→ **MATERIAL PROVIDED**
Start

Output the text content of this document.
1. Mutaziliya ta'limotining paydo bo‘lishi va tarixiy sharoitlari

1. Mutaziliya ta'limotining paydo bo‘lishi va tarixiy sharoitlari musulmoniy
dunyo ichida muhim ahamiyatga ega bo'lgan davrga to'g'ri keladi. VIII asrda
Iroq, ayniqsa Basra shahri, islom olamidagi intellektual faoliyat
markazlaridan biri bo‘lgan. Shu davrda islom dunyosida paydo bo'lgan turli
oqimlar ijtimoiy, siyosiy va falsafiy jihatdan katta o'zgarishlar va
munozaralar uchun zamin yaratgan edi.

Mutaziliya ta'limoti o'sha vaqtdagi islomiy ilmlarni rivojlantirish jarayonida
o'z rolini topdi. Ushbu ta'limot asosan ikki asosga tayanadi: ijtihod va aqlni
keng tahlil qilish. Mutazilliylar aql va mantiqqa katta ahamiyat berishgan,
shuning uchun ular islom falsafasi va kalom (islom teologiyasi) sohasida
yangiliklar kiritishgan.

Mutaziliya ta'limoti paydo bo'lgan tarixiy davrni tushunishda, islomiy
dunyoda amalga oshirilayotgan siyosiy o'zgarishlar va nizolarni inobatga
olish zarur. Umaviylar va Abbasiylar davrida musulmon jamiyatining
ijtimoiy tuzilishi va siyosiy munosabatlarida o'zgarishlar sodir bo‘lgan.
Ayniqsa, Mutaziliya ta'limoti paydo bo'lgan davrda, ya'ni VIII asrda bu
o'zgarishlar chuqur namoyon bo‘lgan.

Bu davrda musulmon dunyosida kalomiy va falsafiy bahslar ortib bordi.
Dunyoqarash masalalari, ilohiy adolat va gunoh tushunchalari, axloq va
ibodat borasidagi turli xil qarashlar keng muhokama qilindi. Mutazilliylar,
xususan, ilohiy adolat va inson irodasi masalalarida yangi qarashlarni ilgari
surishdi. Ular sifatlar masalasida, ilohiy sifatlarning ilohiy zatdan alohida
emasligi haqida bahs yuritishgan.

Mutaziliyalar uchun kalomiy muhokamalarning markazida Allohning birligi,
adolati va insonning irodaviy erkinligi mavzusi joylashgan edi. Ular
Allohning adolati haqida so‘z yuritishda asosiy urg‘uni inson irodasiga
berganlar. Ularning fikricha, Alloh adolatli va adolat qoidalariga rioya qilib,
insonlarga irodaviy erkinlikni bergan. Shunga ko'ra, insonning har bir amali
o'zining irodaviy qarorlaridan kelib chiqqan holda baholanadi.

End

→ **TASK OBJECTIVE**
Restate each record word for word.

→ **PROBLEM SOLUTION**
Output the text content of this document.
1. Mutaziliya ta'limotining paydo bo‘lishi va tarixiy sharoitlari

1. Mutaziliya ta'limotining paydo bo‘lishi va tarixiy sharoitlari musulmoniy
dunyo ichida muhim ahamiyatga ega bo'lgan davrga to'g'ri keladi. VIII asrda
Iroq, ayniqsa Basra shahri, islom olamidagi intellektual faoliyat
markazlaridan biri bo‘lgan. Shu davrda islom dunyosida paydo bo'lgan turli
oqimlar ijtimoiy, siyosiy va falsafiy jihatdan katta o'zgarishlar va
munozaralar uchun zamin yaratgan edi.

Mutaziliya ta'limoti o'sha vaqtdagi islomiy ilmlarni rivojlantirish jarayonida
o'z rolini topdi. Ushbu ta'limot asosan ikki asosga tayanadi: ijtihod va aqlni
keng tahlil qilish. Mutazilliylar aql va mantiqqa katta ahamiyat berishgan,
shuning uchun ular islom falsafasi va kalom (islom teologiyasi) sohasida
yangiliklar kiritishgan.

Mutaziliya ta'limoti paydo bo'lgan tarixiy davrni tushunishda, islomiy
dunyoda amalga oshirilayotgan siyosiy o'zgarishlar va nizolarni inobatga
olish zarur. Umaviylar va Abbasiylar davrida musulmon jamiyatining
ijtimoiy tuzilishi va siyosiy munosabatlarida o'zgarishlar sodir bo‘lgan.
Ayniqsa, Mutaziliya ta'limoti paydo bo'lgan davrda, ya'ni VIII asrda bu
o'zgarishlar chuqur namoyon bo‘lgan.

Bu davrda musulmon dunyosida kalomiy va falsafiy bahslar ortib bordi.
Dunyoqarash masalalari, ilohiy adolat va gunoh tushunchalari, axloq va
ibodat borasidagi turli xil qarashlar keng muhokama qilindi. Mutazilliylar,
xususan, ilohiy adolat va inson irodasi masalalarida yangi qarashlarni ilgari
surishdi. Ular sifatlar masalasida, ilohiy sifatlarning ilohiy zatdan alohida
emasligi haqida bahs yuritishgan.

Mutaziliyalar uchun kalomiy muhokamalarning markazida Allohning birligi,
adolati va insonning irodaviy erkinligi mavzusi joylashgan edi. Ular
Allohning adolati haqida so‘z yuritishda asosiy urg‘uni inson irodasiga
berganlar. Ularning fikricha, Alloh adolatli va adolat qoidalariga rioya qilib,
insonlarga irodaviy erkinlikni bergan. Shunga ko'ra, insonning har bir amali
o'zining irodaviy qarorlaridan kelib chiqqan holda baholanadi.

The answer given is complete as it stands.